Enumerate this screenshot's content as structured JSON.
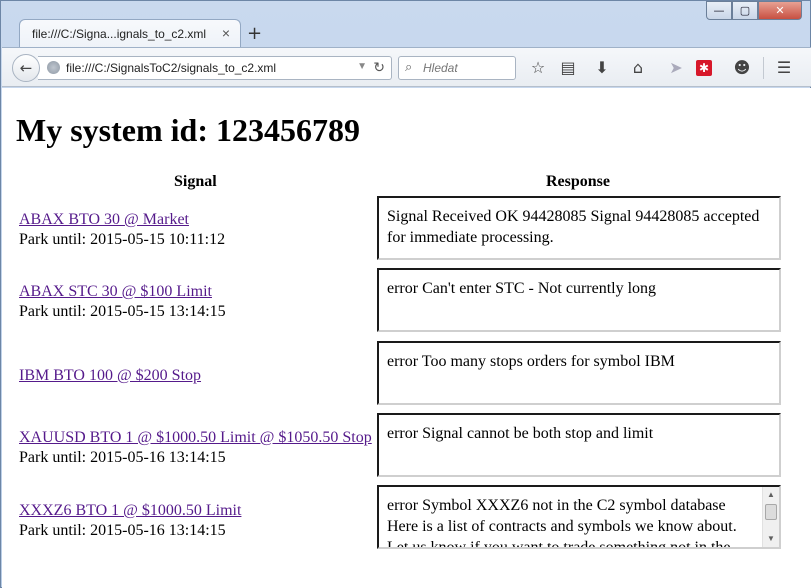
{
  "window": {
    "tab_title": "file:///C:/Signa...ignals_to_c2.xml",
    "tab_close": "×",
    "new_tab": "+",
    "minimize": "—",
    "maximize": "▢",
    "close": "✕"
  },
  "toolbar": {
    "back": "←",
    "url": "file:///C:/SignalsToC2/signals_to_c2.xml",
    "search_placeholder": "Hledat",
    "icons": [
      "star-icon",
      "reading-list-icon",
      "download-icon",
      "home-icon",
      "send-icon",
      "addon-icon",
      "smiley-icon",
      "menu-icon"
    ]
  },
  "page": {
    "title": "My system id: 123456789",
    "col_signal": "Signal",
    "col_response": "Response",
    "rows": [
      {
        "signal": "ABAX BTO 30 @ Market",
        "park": "Park until: 2015-05-15 10:11:12",
        "response": "Signal Received OK 94428085 Signal 94428085 accepted for immediate processing."
      },
      {
        "signal": "ABAX STC 30 @ $100 Limit",
        "park": "Park until: 2015-05-15 13:14:15",
        "response": "error Can't enter STC - Not currently long"
      },
      {
        "signal": "IBM BTO 100 @ $200 Stop",
        "park": "",
        "response": "error Too many stops orders for symbol IBM"
      },
      {
        "signal": "XAUUSD BTO 1 @ $1000.50 Limit @ $1050.50 Stop",
        "park": "Park until: 2015-05-16 13:14:15",
        "response": "error Signal cannot be both stop and limit"
      },
      {
        "signal": "XXXZ6 BTO 1 @ $1000.50 Limit",
        "park": "Park until: 2015-05-16 13:14:15",
        "response": "error Symbol XXXZ6 not in the C2 symbol database Here is a list of contracts and symbols we know about. Let us know if you want to trade something not in the"
      }
    ]
  },
  "colors": {
    "link": "#551a8b",
    "close_button": "#c75042",
    "addon_icon": "#d7182a"
  }
}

□ □ □ □

STATED EXERCISE:
Without the pictures, transcribe the listing above exactly.

OUTPUT:
Enumerate this screenshot's content as structured JSON.
{
  "window": {
    "tab_title": "file:///C:/Signa...ignals_to_c2.xml",
    "tab_close": "×",
    "new_tab": "+",
    "minimize": "—",
    "maximize": "▢",
    "close": "✕"
  },
  "toolbar": {
    "back": "←",
    "url": "file:///C:/SignalsToC2/signals_to_c2.xml",
    "search_placeholder": "Hledat",
    "icons": [
      "star-icon",
      "reading-list-icon",
      "download-icon",
      "home-icon",
      "send-icon",
      "addon-icon",
      "smiley-icon",
      "menu-icon"
    ]
  },
  "page": {
    "title": "My system id: 123456789",
    "col_signal": "Signal",
    "col_response": "Response",
    "rows": [
      {
        "signal": "ABAX BTO 30 @ Market",
        "park": "Park until: 2015-05-15 10:11:12",
        "response": "Signal Received OK 94428085 Signal 94428085 accepted for immediate processing."
      },
      {
        "signal": "ABAX STC 30 @ $100 Limit",
        "park": "Park until: 2015-05-15 13:14:15",
        "response": "error Can't enter STC - Not currently long"
      },
      {
        "signal": "IBM BTO 100 @ $200 Stop",
        "park": "",
        "response": "error Too many stops orders for symbol IBM"
      },
      {
        "signal": "XAUUSD BTO 1 @ $1000.50 Limit @ $1050.50 Stop",
        "park": "Park until: 2015-05-16 13:14:15",
        "response": "error Signal cannot be both stop and limit"
      },
      {
        "signal": "XXXZ6 BTO 1 @ $1000.50 Limit",
        "park": "Park until: 2015-05-16 13:14:15",
        "response": "error Symbol XXXZ6 not in the C2 symbol database Here is a list of contracts and symbols we know about. Let us know if you want to trade something not in the"
      }
    ]
  },
  "colors": {
    "link": "#551a8b",
    "close_button": "#c75042",
    "addon_icon": "#d7182a"
  }
}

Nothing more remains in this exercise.